WHAT TO WORK ON: Output every line of the material exactly, omitting images.

DATA TO PROCESS:
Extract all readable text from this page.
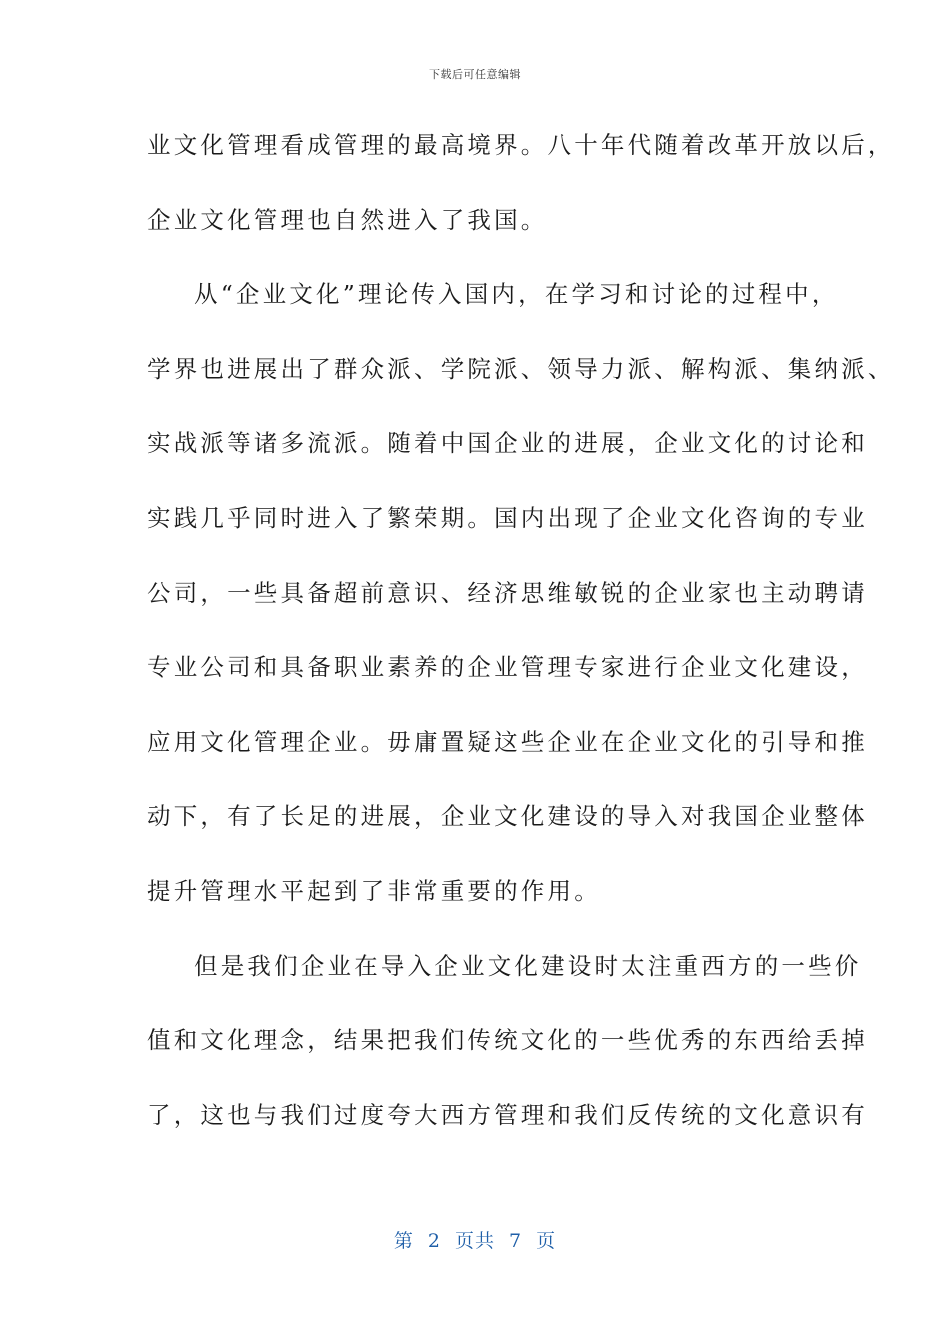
下载后可任意编辑
业文化管理看成管理的最高境界。八十年代随着改革开放以后，
企业文化管理也自然进入了我国。
从“企业文化”理论传入国内，在学习和讨论的过程中，
学界也进展出了群众派、学院派、领导力派、解构派、集纳派、
实战派等诸多流派。随着中国企业的进展，企业文化的讨论和
实践几乎同时进入了繁荣期。国内出现了企业文化咨询的专业
公司，一些具备超前意识、经济思维敏锐的企业家也主动聘请
专业公司和具备职业素养的企业管理专家进行企业文化建设，
应用文化管理企业。毋庸置疑这些企业在企业文化的引导和推
动下，有了长足的进展，企业文化建设的导入对我国企业整体
提升管理水平起到了非常重要的作用。
但是我们企业在导入企业文化建设时太注重西方的一些价
值和文化理念，结果把我们传统文化的一些优秀的东西给丢掉
了，这也与我们过度夸大西方管理和我们反传统的文化意识有
第 2 页共 7 页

FINAL RESULT:
Extract all readable text from this page.
下载后可任意编辑
业文化管理看成管理的最高境界。八十年代随着改革开放以后，
企业文化管理也自然进入了我国。
从“企业文化”理论传入国内，在学习和讨论的过程中，
学界也进展出了群众派、学院派、领导力派、解构派、集纳派、
实战派等诸多流派。随着中国企业的进展，企业文化的讨论和
实践几乎同时进入了繁荣期。国内出现了企业文化咨询的专业
公司，一些具备超前意识、经济思维敏锐的企业家也主动聘请
专业公司和具备职业素养的企业管理专家进行企业文化建设，
应用文化管理企业。毋庸置疑这些企业在企业文化的引导和推
动下，有了长足的进展，企业文化建设的导入对我国企业整体
提升管理水平起到了非常重要的作用。
但是我们企业在导入企业文化建设时太注重西方的一些价
值和文化理念，结果把我们传统文化的一些优秀的东西给丢掉
了，这也与我们过度夸大西方管理和我们反传统的文化意识有
第 2 页共 7 页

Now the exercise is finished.